▶ [Instructions to follow]
Copy out all the lines where "config" shows up.

▶ [Given records]

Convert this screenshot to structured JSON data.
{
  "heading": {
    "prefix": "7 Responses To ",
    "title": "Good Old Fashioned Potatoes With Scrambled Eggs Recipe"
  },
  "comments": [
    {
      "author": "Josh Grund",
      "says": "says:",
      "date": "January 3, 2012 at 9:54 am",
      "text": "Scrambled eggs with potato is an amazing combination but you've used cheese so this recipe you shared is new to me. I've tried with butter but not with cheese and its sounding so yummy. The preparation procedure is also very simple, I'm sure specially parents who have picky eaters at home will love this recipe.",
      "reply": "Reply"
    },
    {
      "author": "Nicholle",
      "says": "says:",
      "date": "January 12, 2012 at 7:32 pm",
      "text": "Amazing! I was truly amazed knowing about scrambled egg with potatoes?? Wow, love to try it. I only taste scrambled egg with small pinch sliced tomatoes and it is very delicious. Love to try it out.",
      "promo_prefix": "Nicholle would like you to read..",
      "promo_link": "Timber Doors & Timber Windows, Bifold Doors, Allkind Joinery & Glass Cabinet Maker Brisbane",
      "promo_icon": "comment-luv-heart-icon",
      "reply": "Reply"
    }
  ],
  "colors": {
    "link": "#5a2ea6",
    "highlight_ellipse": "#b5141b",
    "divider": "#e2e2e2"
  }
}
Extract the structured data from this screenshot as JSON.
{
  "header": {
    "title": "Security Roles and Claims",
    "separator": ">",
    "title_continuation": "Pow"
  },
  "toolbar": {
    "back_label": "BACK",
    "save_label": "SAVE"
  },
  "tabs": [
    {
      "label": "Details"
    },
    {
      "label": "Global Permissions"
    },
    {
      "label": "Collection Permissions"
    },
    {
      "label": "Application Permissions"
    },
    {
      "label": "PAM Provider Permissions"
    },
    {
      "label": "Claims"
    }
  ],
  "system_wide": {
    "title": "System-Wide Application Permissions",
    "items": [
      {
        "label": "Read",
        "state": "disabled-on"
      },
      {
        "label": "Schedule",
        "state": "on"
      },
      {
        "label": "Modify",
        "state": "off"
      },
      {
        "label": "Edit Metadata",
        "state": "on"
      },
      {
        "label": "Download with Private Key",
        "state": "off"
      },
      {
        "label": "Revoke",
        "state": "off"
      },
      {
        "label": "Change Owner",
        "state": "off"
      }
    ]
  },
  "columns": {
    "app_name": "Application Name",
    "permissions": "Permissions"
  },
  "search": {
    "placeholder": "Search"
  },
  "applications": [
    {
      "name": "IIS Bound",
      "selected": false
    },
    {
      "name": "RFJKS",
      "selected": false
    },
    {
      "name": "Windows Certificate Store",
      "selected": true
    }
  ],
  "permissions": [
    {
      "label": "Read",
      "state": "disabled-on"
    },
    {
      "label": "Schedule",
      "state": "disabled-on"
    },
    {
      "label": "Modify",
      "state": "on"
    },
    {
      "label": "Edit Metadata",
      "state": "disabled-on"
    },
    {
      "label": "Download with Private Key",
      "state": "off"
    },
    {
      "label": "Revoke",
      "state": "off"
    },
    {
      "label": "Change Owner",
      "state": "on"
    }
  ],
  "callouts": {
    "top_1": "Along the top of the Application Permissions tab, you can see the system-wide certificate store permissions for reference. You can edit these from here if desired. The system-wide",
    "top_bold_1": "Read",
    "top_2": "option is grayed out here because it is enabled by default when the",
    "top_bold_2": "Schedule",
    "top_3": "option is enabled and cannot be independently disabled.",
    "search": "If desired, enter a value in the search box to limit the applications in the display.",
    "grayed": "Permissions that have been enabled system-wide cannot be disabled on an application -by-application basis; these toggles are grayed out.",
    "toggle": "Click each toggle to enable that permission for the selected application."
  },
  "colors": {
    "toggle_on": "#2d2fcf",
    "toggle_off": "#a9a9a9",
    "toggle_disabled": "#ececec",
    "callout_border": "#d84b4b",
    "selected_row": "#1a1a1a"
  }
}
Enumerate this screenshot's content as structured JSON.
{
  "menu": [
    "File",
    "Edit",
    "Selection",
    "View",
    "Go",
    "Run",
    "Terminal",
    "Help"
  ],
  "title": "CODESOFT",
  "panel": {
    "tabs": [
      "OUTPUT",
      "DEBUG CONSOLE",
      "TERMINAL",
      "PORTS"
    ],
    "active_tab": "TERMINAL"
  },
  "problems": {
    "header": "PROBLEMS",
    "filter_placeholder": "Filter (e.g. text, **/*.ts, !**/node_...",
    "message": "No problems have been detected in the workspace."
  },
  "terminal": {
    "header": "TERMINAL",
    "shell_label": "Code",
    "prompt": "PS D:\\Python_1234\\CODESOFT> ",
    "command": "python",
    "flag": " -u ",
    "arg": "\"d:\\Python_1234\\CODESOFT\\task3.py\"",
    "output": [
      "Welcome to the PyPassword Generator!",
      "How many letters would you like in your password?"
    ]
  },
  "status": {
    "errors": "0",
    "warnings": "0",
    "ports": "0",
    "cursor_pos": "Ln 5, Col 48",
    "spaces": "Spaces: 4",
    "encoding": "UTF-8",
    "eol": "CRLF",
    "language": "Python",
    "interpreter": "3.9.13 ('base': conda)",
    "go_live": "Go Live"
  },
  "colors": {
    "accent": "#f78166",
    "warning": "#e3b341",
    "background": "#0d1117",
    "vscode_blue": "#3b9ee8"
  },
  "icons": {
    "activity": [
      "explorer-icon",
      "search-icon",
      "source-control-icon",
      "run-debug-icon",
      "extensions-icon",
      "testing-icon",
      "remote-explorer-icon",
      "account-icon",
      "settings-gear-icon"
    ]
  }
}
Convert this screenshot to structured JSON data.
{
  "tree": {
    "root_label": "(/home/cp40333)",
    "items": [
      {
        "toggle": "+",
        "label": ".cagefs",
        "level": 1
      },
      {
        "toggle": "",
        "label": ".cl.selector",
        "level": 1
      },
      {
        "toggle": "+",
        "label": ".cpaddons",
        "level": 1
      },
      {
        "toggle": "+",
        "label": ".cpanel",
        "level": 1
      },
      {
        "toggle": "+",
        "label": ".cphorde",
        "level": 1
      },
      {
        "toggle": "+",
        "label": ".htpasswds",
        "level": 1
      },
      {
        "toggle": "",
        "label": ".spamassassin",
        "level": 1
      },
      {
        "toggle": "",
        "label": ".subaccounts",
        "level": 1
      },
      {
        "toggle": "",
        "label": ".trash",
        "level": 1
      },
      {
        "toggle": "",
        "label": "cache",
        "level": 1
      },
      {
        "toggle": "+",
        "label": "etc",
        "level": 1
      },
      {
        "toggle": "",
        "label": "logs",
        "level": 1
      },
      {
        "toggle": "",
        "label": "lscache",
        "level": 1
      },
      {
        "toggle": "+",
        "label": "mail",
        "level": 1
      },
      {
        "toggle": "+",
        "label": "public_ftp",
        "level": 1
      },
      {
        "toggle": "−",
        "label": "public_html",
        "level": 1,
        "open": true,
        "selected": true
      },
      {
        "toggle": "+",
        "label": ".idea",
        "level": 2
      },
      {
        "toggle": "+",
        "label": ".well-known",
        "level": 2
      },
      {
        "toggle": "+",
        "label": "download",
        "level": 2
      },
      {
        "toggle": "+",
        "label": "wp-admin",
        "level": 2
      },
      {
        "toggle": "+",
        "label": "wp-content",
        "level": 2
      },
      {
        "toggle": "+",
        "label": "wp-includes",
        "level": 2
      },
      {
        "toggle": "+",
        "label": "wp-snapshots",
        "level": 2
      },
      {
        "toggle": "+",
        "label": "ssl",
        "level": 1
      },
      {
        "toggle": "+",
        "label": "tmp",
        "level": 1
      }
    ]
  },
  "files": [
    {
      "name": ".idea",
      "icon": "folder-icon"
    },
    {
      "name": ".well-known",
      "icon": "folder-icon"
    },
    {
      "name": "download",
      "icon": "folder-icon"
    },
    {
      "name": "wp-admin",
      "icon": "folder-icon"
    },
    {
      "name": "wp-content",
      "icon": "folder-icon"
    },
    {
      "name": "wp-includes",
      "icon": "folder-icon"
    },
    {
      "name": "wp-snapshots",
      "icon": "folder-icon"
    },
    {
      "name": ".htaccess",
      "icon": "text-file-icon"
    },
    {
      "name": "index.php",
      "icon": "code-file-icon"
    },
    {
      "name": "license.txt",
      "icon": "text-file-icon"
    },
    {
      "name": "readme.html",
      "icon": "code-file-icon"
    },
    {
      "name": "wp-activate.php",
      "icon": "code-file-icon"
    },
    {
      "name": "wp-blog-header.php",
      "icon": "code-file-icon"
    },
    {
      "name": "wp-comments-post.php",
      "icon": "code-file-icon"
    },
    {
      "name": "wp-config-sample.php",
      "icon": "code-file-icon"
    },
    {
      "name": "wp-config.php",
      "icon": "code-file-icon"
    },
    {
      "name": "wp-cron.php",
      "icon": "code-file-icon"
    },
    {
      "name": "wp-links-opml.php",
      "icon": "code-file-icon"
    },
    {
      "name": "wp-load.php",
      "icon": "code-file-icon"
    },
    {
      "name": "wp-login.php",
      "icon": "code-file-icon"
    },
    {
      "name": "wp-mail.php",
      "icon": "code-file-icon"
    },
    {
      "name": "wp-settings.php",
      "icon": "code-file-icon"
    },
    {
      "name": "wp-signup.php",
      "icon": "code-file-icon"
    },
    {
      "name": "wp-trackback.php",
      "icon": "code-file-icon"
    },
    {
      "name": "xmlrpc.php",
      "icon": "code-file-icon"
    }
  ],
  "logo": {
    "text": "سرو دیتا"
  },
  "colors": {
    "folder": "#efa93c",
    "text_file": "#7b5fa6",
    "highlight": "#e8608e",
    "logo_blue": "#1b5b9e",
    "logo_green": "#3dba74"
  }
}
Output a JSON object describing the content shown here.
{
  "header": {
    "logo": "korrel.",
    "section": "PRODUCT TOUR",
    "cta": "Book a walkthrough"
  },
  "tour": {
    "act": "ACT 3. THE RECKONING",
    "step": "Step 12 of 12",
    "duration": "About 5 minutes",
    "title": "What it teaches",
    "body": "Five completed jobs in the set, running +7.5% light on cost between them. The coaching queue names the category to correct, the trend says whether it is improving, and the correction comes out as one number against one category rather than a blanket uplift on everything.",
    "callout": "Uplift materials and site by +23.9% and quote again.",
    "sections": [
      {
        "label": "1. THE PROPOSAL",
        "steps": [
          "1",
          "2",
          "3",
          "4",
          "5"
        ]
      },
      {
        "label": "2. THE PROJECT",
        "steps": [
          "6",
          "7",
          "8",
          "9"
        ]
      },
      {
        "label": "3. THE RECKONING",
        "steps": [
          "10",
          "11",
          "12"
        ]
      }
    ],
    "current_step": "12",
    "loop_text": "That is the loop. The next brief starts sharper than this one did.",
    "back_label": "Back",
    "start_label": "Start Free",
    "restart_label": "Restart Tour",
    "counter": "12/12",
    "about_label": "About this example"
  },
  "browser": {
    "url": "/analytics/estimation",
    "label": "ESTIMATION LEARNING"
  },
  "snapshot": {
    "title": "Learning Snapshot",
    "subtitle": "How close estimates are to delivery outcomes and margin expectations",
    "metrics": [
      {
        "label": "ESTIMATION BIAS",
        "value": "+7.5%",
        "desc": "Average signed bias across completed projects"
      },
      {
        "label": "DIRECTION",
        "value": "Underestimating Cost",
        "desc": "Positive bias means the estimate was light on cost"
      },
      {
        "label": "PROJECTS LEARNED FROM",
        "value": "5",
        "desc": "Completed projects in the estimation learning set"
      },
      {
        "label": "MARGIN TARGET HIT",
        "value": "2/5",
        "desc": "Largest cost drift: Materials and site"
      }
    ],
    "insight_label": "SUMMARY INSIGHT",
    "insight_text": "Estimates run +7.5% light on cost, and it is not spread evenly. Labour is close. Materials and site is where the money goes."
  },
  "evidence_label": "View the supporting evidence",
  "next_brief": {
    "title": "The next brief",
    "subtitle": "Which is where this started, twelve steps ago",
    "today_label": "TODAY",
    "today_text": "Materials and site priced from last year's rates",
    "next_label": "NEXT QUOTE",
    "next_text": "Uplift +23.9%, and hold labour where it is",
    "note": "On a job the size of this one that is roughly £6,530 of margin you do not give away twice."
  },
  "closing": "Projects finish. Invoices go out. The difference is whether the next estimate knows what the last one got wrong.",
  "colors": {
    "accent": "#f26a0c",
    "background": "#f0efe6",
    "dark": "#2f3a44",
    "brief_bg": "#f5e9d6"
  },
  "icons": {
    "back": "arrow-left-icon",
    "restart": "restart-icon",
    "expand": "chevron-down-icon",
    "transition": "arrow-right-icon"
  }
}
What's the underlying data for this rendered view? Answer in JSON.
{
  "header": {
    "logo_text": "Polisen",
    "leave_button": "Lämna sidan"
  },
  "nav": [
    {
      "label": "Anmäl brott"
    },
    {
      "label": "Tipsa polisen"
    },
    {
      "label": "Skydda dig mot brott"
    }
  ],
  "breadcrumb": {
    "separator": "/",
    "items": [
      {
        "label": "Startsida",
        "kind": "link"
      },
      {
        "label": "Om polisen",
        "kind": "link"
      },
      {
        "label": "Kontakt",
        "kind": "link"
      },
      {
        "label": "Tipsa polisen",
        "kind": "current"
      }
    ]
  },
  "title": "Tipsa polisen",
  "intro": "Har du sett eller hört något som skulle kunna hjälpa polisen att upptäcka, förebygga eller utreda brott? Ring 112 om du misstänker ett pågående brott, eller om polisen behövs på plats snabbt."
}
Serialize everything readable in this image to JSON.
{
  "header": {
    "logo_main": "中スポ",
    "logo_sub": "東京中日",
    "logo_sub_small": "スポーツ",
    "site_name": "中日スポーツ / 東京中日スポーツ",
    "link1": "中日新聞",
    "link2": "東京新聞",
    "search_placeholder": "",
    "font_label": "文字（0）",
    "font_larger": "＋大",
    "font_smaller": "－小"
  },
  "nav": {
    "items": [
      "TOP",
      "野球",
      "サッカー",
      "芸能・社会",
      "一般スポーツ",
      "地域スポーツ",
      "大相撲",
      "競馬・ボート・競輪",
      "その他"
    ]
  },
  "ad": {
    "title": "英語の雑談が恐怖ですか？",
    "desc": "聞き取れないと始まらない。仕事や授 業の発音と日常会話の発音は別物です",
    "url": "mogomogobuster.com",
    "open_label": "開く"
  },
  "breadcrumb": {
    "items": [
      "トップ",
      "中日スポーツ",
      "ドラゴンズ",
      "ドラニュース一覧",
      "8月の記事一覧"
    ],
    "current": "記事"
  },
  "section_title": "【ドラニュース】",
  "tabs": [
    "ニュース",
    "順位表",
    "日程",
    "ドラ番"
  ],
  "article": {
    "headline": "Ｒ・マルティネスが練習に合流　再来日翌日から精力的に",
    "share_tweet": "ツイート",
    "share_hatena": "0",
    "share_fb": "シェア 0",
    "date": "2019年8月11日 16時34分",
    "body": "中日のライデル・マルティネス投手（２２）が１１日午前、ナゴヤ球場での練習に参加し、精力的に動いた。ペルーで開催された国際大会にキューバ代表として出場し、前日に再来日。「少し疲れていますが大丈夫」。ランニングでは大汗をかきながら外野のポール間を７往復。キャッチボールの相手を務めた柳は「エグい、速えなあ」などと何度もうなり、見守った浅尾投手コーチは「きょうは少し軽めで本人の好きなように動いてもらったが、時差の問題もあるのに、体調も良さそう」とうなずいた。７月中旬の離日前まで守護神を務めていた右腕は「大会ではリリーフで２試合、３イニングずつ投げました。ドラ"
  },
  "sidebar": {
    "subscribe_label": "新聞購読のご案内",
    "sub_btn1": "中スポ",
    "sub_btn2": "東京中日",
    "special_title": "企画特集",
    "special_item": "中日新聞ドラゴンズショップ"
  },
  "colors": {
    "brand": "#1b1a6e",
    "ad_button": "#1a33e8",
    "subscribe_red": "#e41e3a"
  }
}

▶ [Written response]
      "name": "wp-config-sample.php",
      "name": "wp-config.php",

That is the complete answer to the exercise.